TASK BRIEF.
The records below must be written out exactly, with every picture left behind.

Raw records:
════════
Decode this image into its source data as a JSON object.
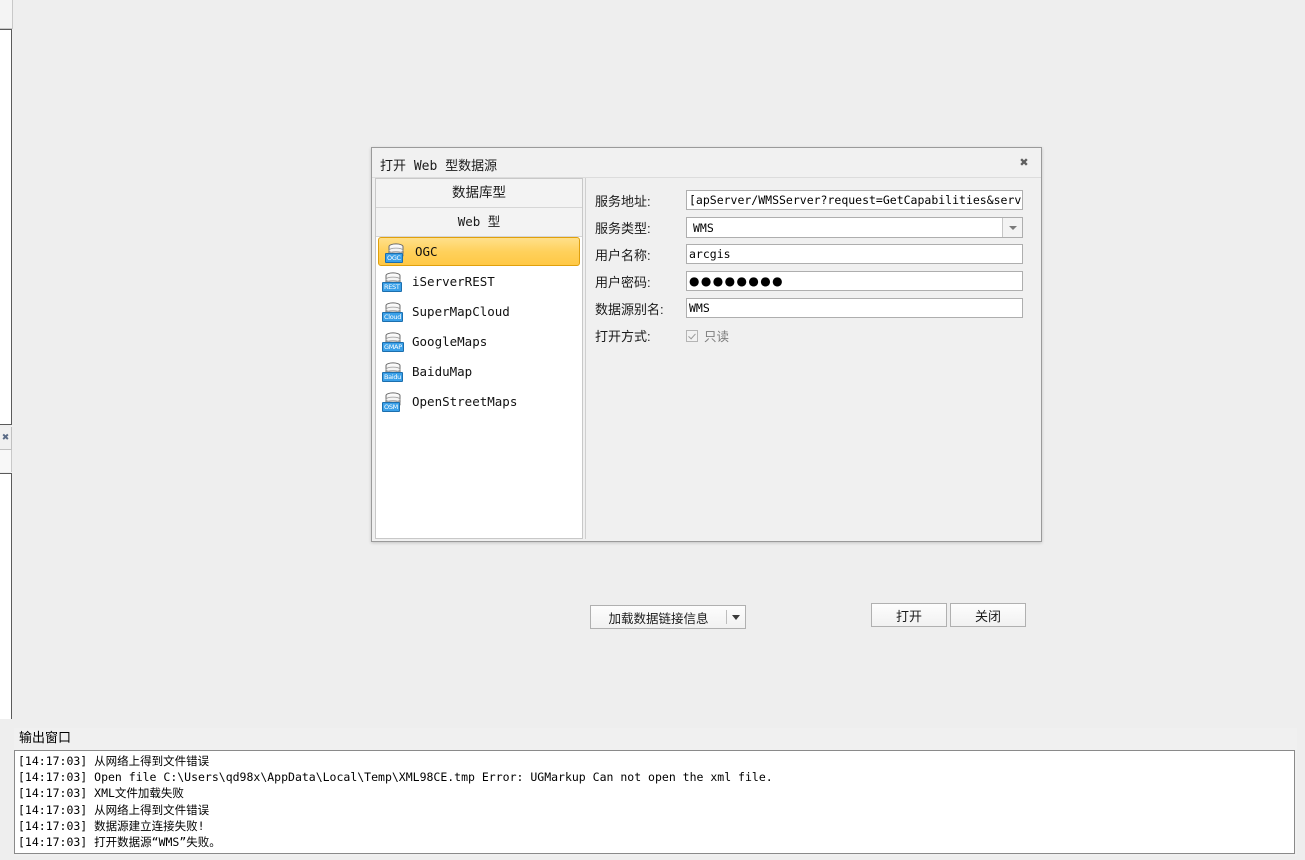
{
  "dialog": {
    "title": "打开 Web 型数据源",
    "close_icon_glyph": "✖",
    "groups": {
      "database_type": "数据库型",
      "web_type": "Web 型"
    },
    "type_list": [
      {
        "label": "OGC",
        "badge": "OGC",
        "selected": true
      },
      {
        "label": "iServerREST",
        "badge": "REST",
        "selected": false
      },
      {
        "label": "SuperMapCloud",
        "badge": "Cloud",
        "selected": false
      },
      {
        "label": "GoogleMaps",
        "badge": "GMAP",
        "selected": false
      },
      {
        "label": "BaiduMap",
        "badge": "Baidu",
        "selected": false
      },
      {
        "label": "OpenStreetMaps",
        "badge": "OSM",
        "selected": false
      }
    ],
    "form": {
      "service_address_label": "服务地址:",
      "service_address_value": "[apServer/WMSServer?request=GetCapabilities&service=WMS",
      "service_type_label": "服务类型:",
      "service_type_value": "WMS",
      "service_type_options": [
        "WMS"
      ],
      "username_label": "用户名称:",
      "username_value": "arcgis",
      "password_label": "用户密码:",
      "password_value": "●●●●●●●●",
      "alias_label": "数据源别名:",
      "alias_value": "WMS",
      "open_mode_label": "打开方式:",
      "readonly_label": "只读",
      "readonly_checked": true
    },
    "buttons": {
      "load_link_info": "加载数据链接信息",
      "open": "打开",
      "close": "关闭"
    }
  },
  "output_window": {
    "title": "输出窗口",
    "lines": [
      "[14:17:03] 从网络上得到文件错误",
      "[14:17:03] Open file C:\\Users\\qd98x\\AppData\\Local\\Temp\\XML98CE.tmp Error: UGMarkup Can not open the xml file.",
      "[14:17:03] XML文件加载失败",
      "[14:17:03] 从网络上得到文件错误",
      "[14:17:03] 数据源建立连接失败!",
      "[14:17:03] 打开数据源“WMS”失败。"
    ]
  },
  "colors": {
    "selection_gold": "#ffd15c",
    "badge_blue": "#3aa0e8",
    "window_bg": "#eeeeee"
  }
}
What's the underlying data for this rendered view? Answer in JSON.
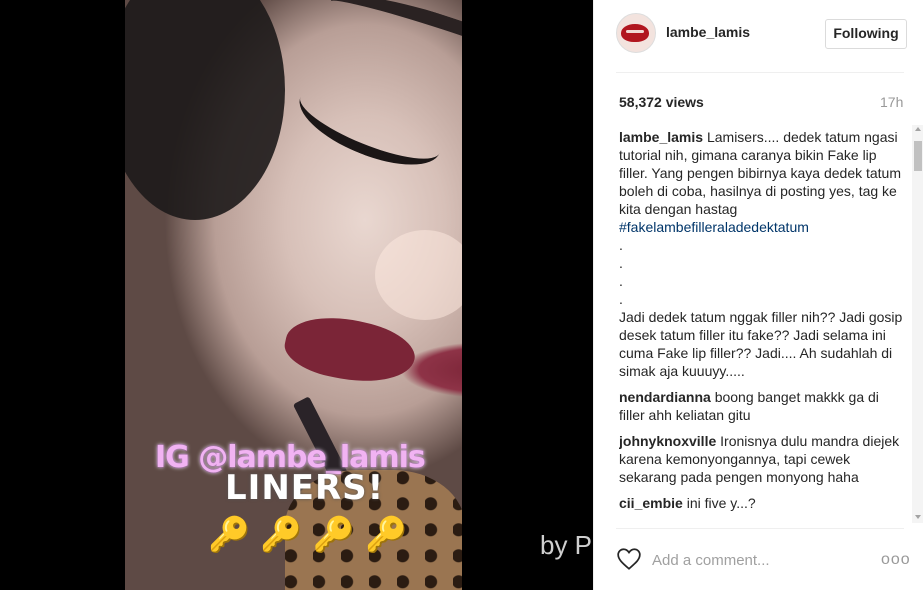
{
  "media": {
    "overlay_ig": "IG @lambe_lamis",
    "overlay_liners": "LINERS!",
    "keys": "🔑🔑🔑🔑",
    "watermark": "by P"
  },
  "post": {
    "username": "lambe_lamis",
    "follow_label": "Following",
    "views": "58,372 views",
    "time": "17h"
  },
  "caption": {
    "user": "lambe_lamis",
    "text1": "Lamisers.... dedek tatum ngasi tutorial nih, gimana caranya bikin Fake lip filler. Yang pengen bibirnya kaya dedek tatum boleh di coba, hasilnya di posting yes, tag ke kita dengan hastag",
    "hashtag": "#fakelambefilleraladedektatum",
    "dots": [
      ".",
      ".",
      ".",
      "."
    ],
    "text2": "Jadi dedek tatum nggak filler nih?? Jadi gosip desek tatum filler itu fake?? Jadi selama ini cuma Fake lip filler?? Jadi.... Ah sudahlah di simak aja kuuuyy....."
  },
  "comments": [
    {
      "user": "nendardianna",
      "text": "boong banget makkk ga di filler ahh keliatan gitu"
    },
    {
      "user": "johnyknoxville",
      "text": "Ironisnya dulu mandra diejek karena kemonyongannya, tapi cewek sekarang pada pengen monyong haha"
    },
    {
      "user": "cii_embie",
      "text": "ini five y...?"
    }
  ],
  "footer": {
    "comment_placeholder": "Add a comment...",
    "more_label": "ooo"
  },
  "icons": {
    "heart": "heart-icon",
    "more": "more-options-icon"
  }
}
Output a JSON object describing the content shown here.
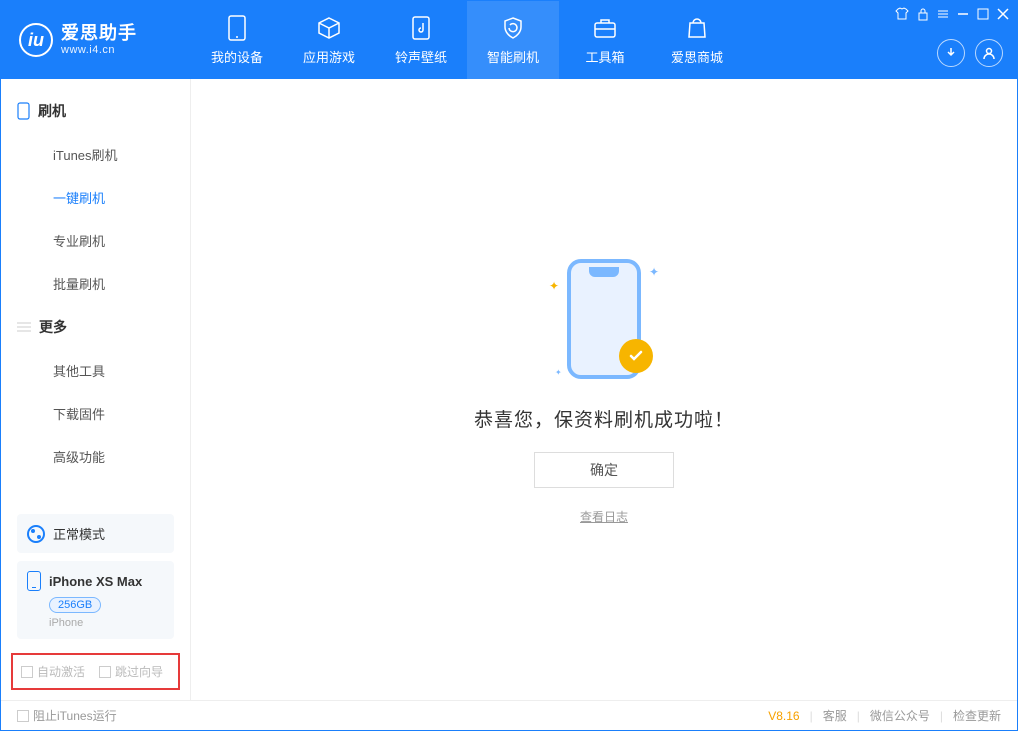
{
  "app": {
    "title": "爱思助手",
    "subtitle": "www.i4.cn"
  },
  "topTabs": [
    {
      "label": "我的设备"
    },
    {
      "label": "应用游戏"
    },
    {
      "label": "铃声壁纸"
    },
    {
      "label": "智能刷机"
    },
    {
      "label": "工具箱"
    },
    {
      "label": "爱思商城"
    }
  ],
  "activeTopTab": 3,
  "sidebar": {
    "section1": {
      "title": "刷机",
      "items": [
        "iTunes刷机",
        "一键刷机",
        "专业刷机",
        "批量刷机"
      ],
      "active": 1
    },
    "section2": {
      "title": "更多",
      "items": [
        "其他工具",
        "下载固件",
        "高级功能"
      ]
    }
  },
  "mode": {
    "label": "正常模式"
  },
  "device": {
    "name": "iPhone XS Max",
    "storage": "256GB",
    "type": "iPhone"
  },
  "checkboxes": {
    "autoActivate": "自动激活",
    "skipGuide": "跳过向导"
  },
  "main": {
    "message": "恭喜您，保资料刷机成功啦！",
    "okButton": "确定",
    "logLink": "查看日志"
  },
  "footer": {
    "blockItunes": "阻止iTunes运行",
    "version": "V8.16",
    "links": [
      "客服",
      "微信公众号",
      "检查更新"
    ]
  }
}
════════
EXERCISE SOLUTION.
Decode this image into its source data as a JSON object.
{
  "dialog": {
    "title": "打开 Web 型数据源",
    "close_icon_glyph": "✖",
    "groups": {
      "database_type": "数据库型",
      "web_type": "Web 型"
    },
    "type_list": [
      {
        "label": "OGC",
        "badge": "OGC",
        "selected": true
      },
      {
        "label": "iServerREST",
        "badge": "REST",
        "selected": false
      },
      {
        "label": "SuperMapCloud",
        "badge": "Cloud",
        "selected": false
      },
      {
        "label": "GoogleMaps",
        "badge": "GMAP",
        "selected": false
      },
      {
        "label": "BaiduMap",
        "badge": "Baidu",
        "selected": false
      },
      {
        "label": "OpenStreetMaps",
        "badge": "OSM",
        "selected": false
      }
    ],
    "form": {
      "service_address_label": "服务地址:",
      "service_address_value": "[apServer/WMSServer?request=GetCapabilities&service=WMS",
      "service_type_label": "服务类型:",
      "service_type_value": "WMS",
      "service_type_options": [
        "WMS"
      ],
      "username_label": "用户名称:",
      "username_value": "arcgis",
      "password_label": "用户密码:",
      "password_value": "●●●●●●●●",
      "alias_label": "数据源别名:",
      "alias_value": "WMS",
      "open_mode_label": "打开方式:",
      "readonly_label": "只读",
      "readonly_checked": true
    },
    "buttons": {
      "load_link_info": "加载数据链接信息",
      "open": "打开",
      "close": "关闭"
    }
  },
  "output_window": {
    "title": "输出窗口",
    "lines": [
      "[14:17:03] 从网络上得到文件错误",
      "[14:17:03] Open file C:\\Users\\qd98x\\AppData\\Local\\Temp\\XML98CE.tmp Error: UGMarkup Can not open the xml file.",
      "[14:17:03] XML文件加载失败",
      "[14:17:03] 从网络上得到文件错误",
      "[14:17:03] 数据源建立连接失败!",
      "[14:17:03] 打开数据源“WMS”失败。"
    ]
  },
  "colors": {
    "selection_gold": "#ffd15c",
    "badge_blue": "#3aa0e8",
    "window_bg": "#eeeeee"
  }
}
What's the underlying data for this rendered view? Answer in JSON.
{
  "media": {
    "overlay_ig": "IG @lambe_lamis",
    "overlay_liners": "LINERS!",
    "keys": "🔑🔑🔑🔑",
    "watermark": "by P"
  },
  "post": {
    "username": "lambe_lamis",
    "follow_label": "Following",
    "views": "58,372 views",
    "time": "17h"
  },
  "caption": {
    "user": "lambe_lamis",
    "text1": "Lamisers.... dedek tatum ngasi tutorial nih, gimana caranya bikin Fake lip filler. Yang pengen bibirnya kaya dedek tatum boleh di coba, hasilnya di posting yes, tag ke kita dengan hastag",
    "hashtag": "#fakelambefilleraladedektatum",
    "dots": [
      ".",
      ".",
      ".",
      "."
    ],
    "text2": "Jadi dedek tatum nggak filler nih?? Jadi gosip desek tatum filler itu fake?? Jadi selama ini cuma Fake lip filler?? Jadi.... Ah sudahlah di simak aja kuuuyy....."
  },
  "comments": [
    {
      "user": "nendardianna",
      "text": "boong banget makkk ga di filler ahh keliatan gitu"
    },
    {
      "user": "johnyknoxville",
      "text": "Ironisnya dulu mandra diejek karena kemonyongannya, tapi cewek sekarang pada pengen monyong haha"
    },
    {
      "user": "cii_embie",
      "text": "ini five y...?"
    }
  ],
  "footer": {
    "comment_placeholder": "Add a comment...",
    "more_label": "ooo"
  },
  "icons": {
    "heart": "heart-icon",
    "more": "more-options-icon"
  }
}
Output a JSON object describing the content shown here.
{
  "app": {
    "title": "爱思助手",
    "subtitle": "www.i4.cn"
  },
  "topTabs": [
    {
      "label": "我的设备"
    },
    {
      "label": "应用游戏"
    },
    {
      "label": "铃声壁纸"
    },
    {
      "label": "智能刷机"
    },
    {
      "label": "工具箱"
    },
    {
      "label": "爱思商城"
    }
  ],
  "activeTopTab": 3,
  "sidebar": {
    "section1": {
      "title": "刷机",
      "items": [
        "iTunes刷机",
        "一键刷机",
        "专业刷机",
        "批量刷机"
      ],
      "active": 1
    },
    "section2": {
      "title": "更多",
      "items": [
        "其他工具",
        "下载固件",
        "高级功能"
      ]
    }
  },
  "mode": {
    "label": "正常模式"
  },
  "device": {
    "name": "iPhone XS Max",
    "storage": "256GB",
    "type": "iPhone"
  },
  "checkboxes": {
    "autoActivate": "自动激活",
    "skipGuide": "跳过向导"
  },
  "main": {
    "message": "恭喜您，保资料刷机成功啦！",
    "okButton": "确定",
    "logLink": "查看日志"
  },
  "footer": {
    "blockItunes": "阻止iTunes运行",
    "version": "V8.16",
    "links": [
      "客服",
      "微信公众号",
      "检查更新"
    ]
  }
}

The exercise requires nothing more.